- **WHAT NEEDS TO BE DONE**: Check every line below for the word "Annual" and give only the number of lines where it appears.

Chart and figure data:
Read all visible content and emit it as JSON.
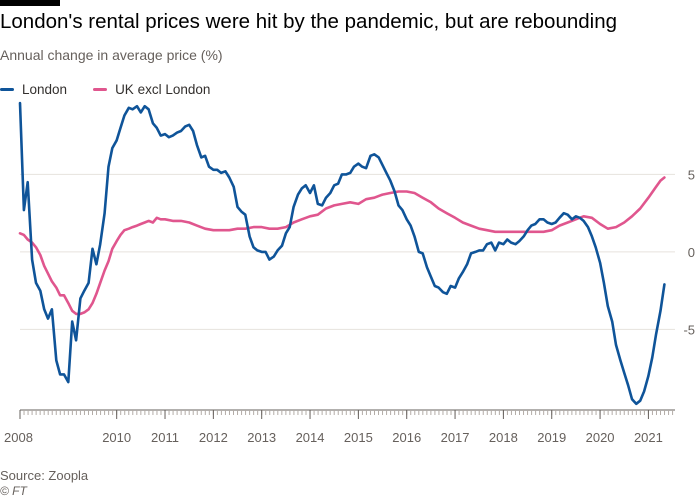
{
  "title": "London's rental prices were hit by the pandemic, but are rebounding",
  "subtitle": "Annual change in average price (%)",
  "source": "Source: Zoopla",
  "credit": "© FT",
  "colors": {
    "london": "#0f5499",
    "uk_excl_london": "#e0568e",
    "grid": "#e6e2dd",
    "axis": "#66605c"
  },
  "chart_data": {
    "type": "line",
    "title": "London's rental prices were hit by the pandemic, but are rebounding",
    "ylabel": "Annual change in average price (%)",
    "xlim": [
      2008.0,
      2021.55
    ],
    "ylim": [
      -10.2,
      9.8
    ],
    "y_ticks": [
      5,
      0,
      -5
    ],
    "y_tick_labels": [
      "5",
      "0",
      "-5"
    ],
    "x_ticks": [
      2008,
      2010,
      2011,
      2012,
      2013,
      2014,
      2015,
      2016,
      2017,
      2018,
      2019,
      2020,
      2021
    ],
    "x_tick_labels": [
      "2008",
      "2010",
      "2011",
      "2012",
      "2013",
      "2014",
      "2015",
      "2016",
      "2017",
      "2018",
      "2019",
      "2020",
      "2021"
    ],
    "grid": true,
    "legend_position": "top-left",
    "series": [
      {
        "name": "London",
        "points": [
          [
            2008.0,
            9.6
          ],
          [
            2008.08,
            2.7
          ],
          [
            2008.16,
            4.5
          ],
          [
            2008.25,
            -0.5
          ],
          [
            2008.33,
            -2.0
          ],
          [
            2008.42,
            -2.5
          ],
          [
            2008.5,
            -3.7
          ],
          [
            2008.58,
            -4.3
          ],
          [
            2008.66,
            -3.7
          ],
          [
            2008.75,
            -7.0
          ],
          [
            2008.83,
            -7.9
          ],
          [
            2008.91,
            -7.9
          ],
          [
            2009.0,
            -8.4
          ],
          [
            2009.08,
            -4.5
          ],
          [
            2009.16,
            -5.7
          ],
          [
            2009.25,
            -3.0
          ],
          [
            2009.33,
            -2.5
          ],
          [
            2009.42,
            -2.0
          ],
          [
            2009.5,
            0.2
          ],
          [
            2009.58,
            -0.8
          ],
          [
            2009.66,
            0.5
          ],
          [
            2009.75,
            2.5
          ],
          [
            2009.83,
            5.5
          ],
          [
            2009.91,
            6.7
          ],
          [
            2010.0,
            7.2
          ],
          [
            2010.08,
            8.0
          ],
          [
            2010.16,
            8.8
          ],
          [
            2010.25,
            9.3
          ],
          [
            2010.33,
            9.2
          ],
          [
            2010.42,
            9.4
          ],
          [
            2010.5,
            9.0
          ],
          [
            2010.58,
            9.4
          ],
          [
            2010.66,
            9.2
          ],
          [
            2010.75,
            8.3
          ],
          [
            2010.83,
            8.0
          ],
          [
            2010.91,
            7.5
          ],
          [
            2011.0,
            7.6
          ],
          [
            2011.08,
            7.4
          ],
          [
            2011.16,
            7.5
          ],
          [
            2011.25,
            7.7
          ],
          [
            2011.33,
            7.8
          ],
          [
            2011.42,
            8.1
          ],
          [
            2011.5,
            8.2
          ],
          [
            2011.58,
            7.8
          ],
          [
            2011.66,
            6.9
          ],
          [
            2011.75,
            6.1
          ],
          [
            2011.83,
            6.2
          ],
          [
            2011.91,
            5.5
          ],
          [
            2012.0,
            5.3
          ],
          [
            2012.08,
            5.3
          ],
          [
            2012.16,
            5.1
          ],
          [
            2012.25,
            5.2
          ],
          [
            2012.33,
            4.8
          ],
          [
            2012.42,
            4.2
          ],
          [
            2012.5,
            2.9
          ],
          [
            2012.58,
            2.6
          ],
          [
            2012.66,
            2.4
          ],
          [
            2012.75,
            1.0
          ],
          [
            2012.83,
            0.3
          ],
          [
            2012.91,
            0.1
          ],
          [
            2013.0,
            0.0
          ],
          [
            2013.08,
            0.0
          ],
          [
            2013.16,
            -0.5
          ],
          [
            2013.25,
            -0.3
          ],
          [
            2013.33,
            0.1
          ],
          [
            2013.42,
            0.4
          ],
          [
            2013.5,
            1.2
          ],
          [
            2013.58,
            1.6
          ],
          [
            2013.66,
            2.9
          ],
          [
            2013.75,
            3.7
          ],
          [
            2013.83,
            4.1
          ],
          [
            2013.91,
            4.3
          ],
          [
            2014.0,
            3.8
          ],
          [
            2014.08,
            4.3
          ],
          [
            2014.16,
            3.1
          ],
          [
            2014.25,
            3.0
          ],
          [
            2014.33,
            3.5
          ],
          [
            2014.42,
            3.8
          ],
          [
            2014.5,
            4.3
          ],
          [
            2014.58,
            4.4
          ],
          [
            2014.66,
            5.0
          ],
          [
            2014.75,
            5.0
          ],
          [
            2014.83,
            5.1
          ],
          [
            2014.91,
            5.5
          ],
          [
            2015.0,
            5.7
          ],
          [
            2015.08,
            5.5
          ],
          [
            2015.16,
            5.4
          ],
          [
            2015.25,
            6.2
          ],
          [
            2015.33,
            6.3
          ],
          [
            2015.42,
            6.1
          ],
          [
            2015.5,
            5.6
          ],
          [
            2015.58,
            5.1
          ],
          [
            2015.66,
            4.6
          ],
          [
            2015.75,
            3.9
          ],
          [
            2015.83,
            3.0
          ],
          [
            2015.91,
            2.7
          ],
          [
            2016.0,
            2.1
          ],
          [
            2016.08,
            1.7
          ],
          [
            2016.16,
            1.0
          ],
          [
            2016.25,
            0.0
          ],
          [
            2016.33,
            -0.1
          ],
          [
            2016.42,
            -1.0
          ],
          [
            2016.5,
            -1.6
          ],
          [
            2016.58,
            -2.2
          ],
          [
            2016.66,
            -2.3
          ],
          [
            2016.75,
            -2.6
          ],
          [
            2016.83,
            -2.7
          ],
          [
            2016.91,
            -2.2
          ],
          [
            2017.0,
            -2.3
          ],
          [
            2017.08,
            -1.7
          ],
          [
            2017.16,
            -1.3
          ],
          [
            2017.25,
            -0.8
          ],
          [
            2017.33,
            -0.1
          ],
          [
            2017.42,
            0.0
          ],
          [
            2017.5,
            0.1
          ],
          [
            2017.58,
            0.1
          ],
          [
            2017.66,
            0.5
          ],
          [
            2017.75,
            0.6
          ],
          [
            2017.83,
            0.1
          ],
          [
            2017.91,
            0.6
          ],
          [
            2018.0,
            0.5
          ],
          [
            2018.08,
            0.8
          ],
          [
            2018.16,
            0.6
          ],
          [
            2018.25,
            0.5
          ],
          [
            2018.33,
            0.7
          ],
          [
            2018.42,
            1.0
          ],
          [
            2018.5,
            1.4
          ],
          [
            2018.58,
            1.7
          ],
          [
            2018.66,
            1.8
          ],
          [
            2018.75,
            2.1
          ],
          [
            2018.83,
            2.1
          ],
          [
            2018.91,
            1.9
          ],
          [
            2019.0,
            1.8
          ],
          [
            2019.08,
            1.9
          ],
          [
            2019.16,
            2.2
          ],
          [
            2019.25,
            2.5
          ],
          [
            2019.33,
            2.4
          ],
          [
            2019.42,
            2.1
          ],
          [
            2019.5,
            2.3
          ],
          [
            2019.58,
            2.2
          ],
          [
            2019.66,
            2.0
          ],
          [
            2019.75,
            1.6
          ],
          [
            2019.83,
            1.0
          ],
          [
            2019.91,
            0.3
          ],
          [
            2020.0,
            -0.7
          ],
          [
            2020.08,
            -2.0
          ],
          [
            2020.16,
            -3.5
          ],
          [
            2020.25,
            -4.5
          ],
          [
            2020.33,
            -6.0
          ],
          [
            2020.42,
            -7.0
          ],
          [
            2020.5,
            -7.8
          ],
          [
            2020.58,
            -8.6
          ],
          [
            2020.66,
            -9.5
          ],
          [
            2020.75,
            -9.8
          ],
          [
            2020.83,
            -9.6
          ],
          [
            2020.91,
            -9.0
          ],
          [
            2021.0,
            -8.0
          ],
          [
            2021.08,
            -6.8
          ],
          [
            2021.16,
            -5.3
          ],
          [
            2021.25,
            -3.8
          ],
          [
            2021.33,
            -2.1
          ]
        ]
      },
      {
        "name": "UK excl London",
        "points": [
          [
            2008.0,
            1.2
          ],
          [
            2008.08,
            1.1
          ],
          [
            2008.16,
            0.8
          ],
          [
            2008.25,
            0.6
          ],
          [
            2008.33,
            0.3
          ],
          [
            2008.42,
            -0.2
          ],
          [
            2008.5,
            -0.9
          ],
          [
            2008.58,
            -1.4
          ],
          [
            2008.66,
            -1.9
          ],
          [
            2008.75,
            -2.3
          ],
          [
            2008.83,
            -2.8
          ],
          [
            2008.91,
            -2.8
          ],
          [
            2009.0,
            -3.3
          ],
          [
            2009.08,
            -3.8
          ],
          [
            2009.16,
            -4.0
          ],
          [
            2009.25,
            -4.0
          ],
          [
            2009.33,
            -3.9
          ],
          [
            2009.42,
            -3.7
          ],
          [
            2009.5,
            -3.3
          ],
          [
            2009.58,
            -2.7
          ],
          [
            2009.66,
            -2.0
          ],
          [
            2009.75,
            -1.2
          ],
          [
            2009.83,
            -0.6
          ],
          [
            2009.91,
            0.2
          ],
          [
            2010.0,
            0.7
          ],
          [
            2010.08,
            1.1
          ],
          [
            2010.16,
            1.4
          ],
          [
            2010.25,
            1.5
          ],
          [
            2010.33,
            1.6
          ],
          [
            2010.42,
            1.7
          ],
          [
            2010.5,
            1.8
          ],
          [
            2010.58,
            1.9
          ],
          [
            2010.66,
            2.0
          ],
          [
            2010.75,
            1.9
          ],
          [
            2010.83,
            2.2
          ],
          [
            2010.91,
            2.1
          ],
          [
            2011.0,
            2.1
          ],
          [
            2011.16,
            2.0
          ],
          [
            2011.33,
            2.0
          ],
          [
            2011.5,
            1.9
          ],
          [
            2011.66,
            1.7
          ],
          [
            2011.83,
            1.5
          ],
          [
            2012.0,
            1.4
          ],
          [
            2012.16,
            1.4
          ],
          [
            2012.33,
            1.4
          ],
          [
            2012.5,
            1.5
          ],
          [
            2012.66,
            1.5
          ],
          [
            2012.83,
            1.6
          ],
          [
            2013.0,
            1.6
          ],
          [
            2013.16,
            1.5
          ],
          [
            2013.33,
            1.5
          ],
          [
            2013.5,
            1.6
          ],
          [
            2013.66,
            1.9
          ],
          [
            2013.83,
            2.1
          ],
          [
            2014.0,
            2.3
          ],
          [
            2014.16,
            2.4
          ],
          [
            2014.33,
            2.8
          ],
          [
            2014.5,
            3.0
          ],
          [
            2014.66,
            3.1
          ],
          [
            2014.83,
            3.2
          ],
          [
            2015.0,
            3.1
          ],
          [
            2015.16,
            3.4
          ],
          [
            2015.33,
            3.5
          ],
          [
            2015.5,
            3.7
          ],
          [
            2015.66,
            3.8
          ],
          [
            2015.83,
            3.9
          ],
          [
            2016.0,
            3.9
          ],
          [
            2016.16,
            3.8
          ],
          [
            2016.33,
            3.5
          ],
          [
            2016.5,
            3.2
          ],
          [
            2016.66,
            2.8
          ],
          [
            2016.83,
            2.5
          ],
          [
            2017.0,
            2.2
          ],
          [
            2017.16,
            1.9
          ],
          [
            2017.33,
            1.7
          ],
          [
            2017.5,
            1.5
          ],
          [
            2017.66,
            1.4
          ],
          [
            2017.83,
            1.3
          ],
          [
            2018.0,
            1.3
          ],
          [
            2018.16,
            1.3
          ],
          [
            2018.33,
            1.3
          ],
          [
            2018.5,
            1.3
          ],
          [
            2018.66,
            1.3
          ],
          [
            2018.83,
            1.3
          ],
          [
            2019.0,
            1.4
          ],
          [
            2019.16,
            1.7
          ],
          [
            2019.33,
            1.9
          ],
          [
            2019.5,
            2.1
          ],
          [
            2019.66,
            2.3
          ],
          [
            2019.83,
            2.2
          ],
          [
            2020.0,
            1.8
          ],
          [
            2020.16,
            1.5
          ],
          [
            2020.33,
            1.6
          ],
          [
            2020.5,
            1.9
          ],
          [
            2020.66,
            2.3
          ],
          [
            2020.83,
            2.8
          ],
          [
            2021.0,
            3.5
          ],
          [
            2021.16,
            4.2
          ],
          [
            2021.25,
            4.6
          ],
          [
            2021.33,
            4.8
          ]
        ]
      }
    ]
  }
}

- **ANSWER TO THIS TASK**: 2